Without the pictures, write out all the lines below exactly as they appear.

§ §

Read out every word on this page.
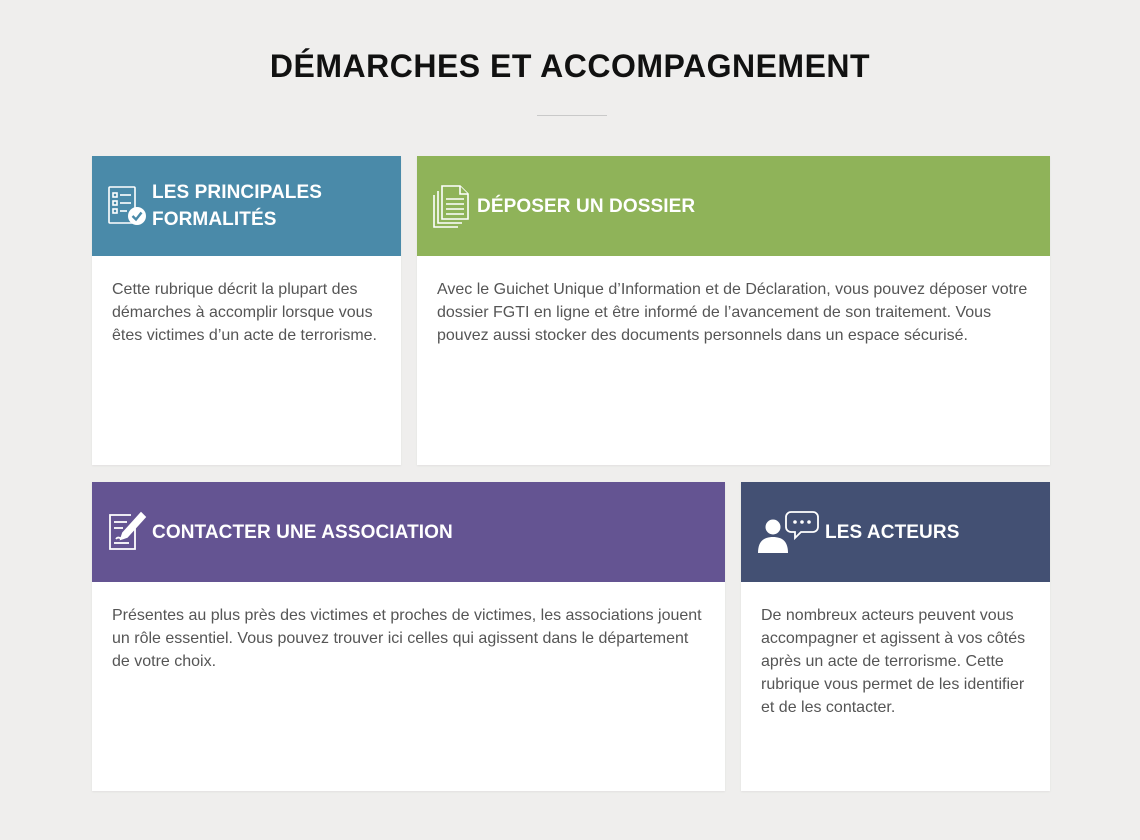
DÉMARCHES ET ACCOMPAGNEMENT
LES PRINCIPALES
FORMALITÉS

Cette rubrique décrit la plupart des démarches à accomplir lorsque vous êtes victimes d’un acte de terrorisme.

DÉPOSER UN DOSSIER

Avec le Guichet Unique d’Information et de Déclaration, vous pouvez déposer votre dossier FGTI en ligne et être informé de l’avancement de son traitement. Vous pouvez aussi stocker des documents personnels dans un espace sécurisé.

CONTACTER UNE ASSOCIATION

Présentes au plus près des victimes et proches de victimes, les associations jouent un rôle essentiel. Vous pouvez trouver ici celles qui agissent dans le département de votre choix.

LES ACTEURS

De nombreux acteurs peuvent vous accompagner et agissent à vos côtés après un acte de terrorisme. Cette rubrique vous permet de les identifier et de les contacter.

§ §

### Complete answer
Read out every word on this page.
DÉMARCHES ET ACCOMPAGNEMENT
LES PRINCIPALES
FORMALITÉS

Cette rubrique décrit la plupart des démarches à accomplir lorsque vous êtes victimes d’un acte de terrorisme.

DÉPOSER UN DOSSIER

Avec le Guichet Unique d’Information et de Déclaration, vous pouvez déposer votre dossier FGTI en ligne et être informé de l’avancement de son traitement. Vous pouvez aussi stocker des documents personnels dans un espace sécurisé.

CONTACTER UNE ASSOCIATION

Présentes au plus près des victimes et proches de victimes, les associations jouent un rôle essentiel. Vous pouvez trouver ici celles qui agissent dans le département de votre choix.

LES ACTEURS

De nombreux acteurs peuvent vous accompagner et agissent à vos côtés après un acte de terrorisme. Cette rubrique vous permet de les identifier et de les contacter.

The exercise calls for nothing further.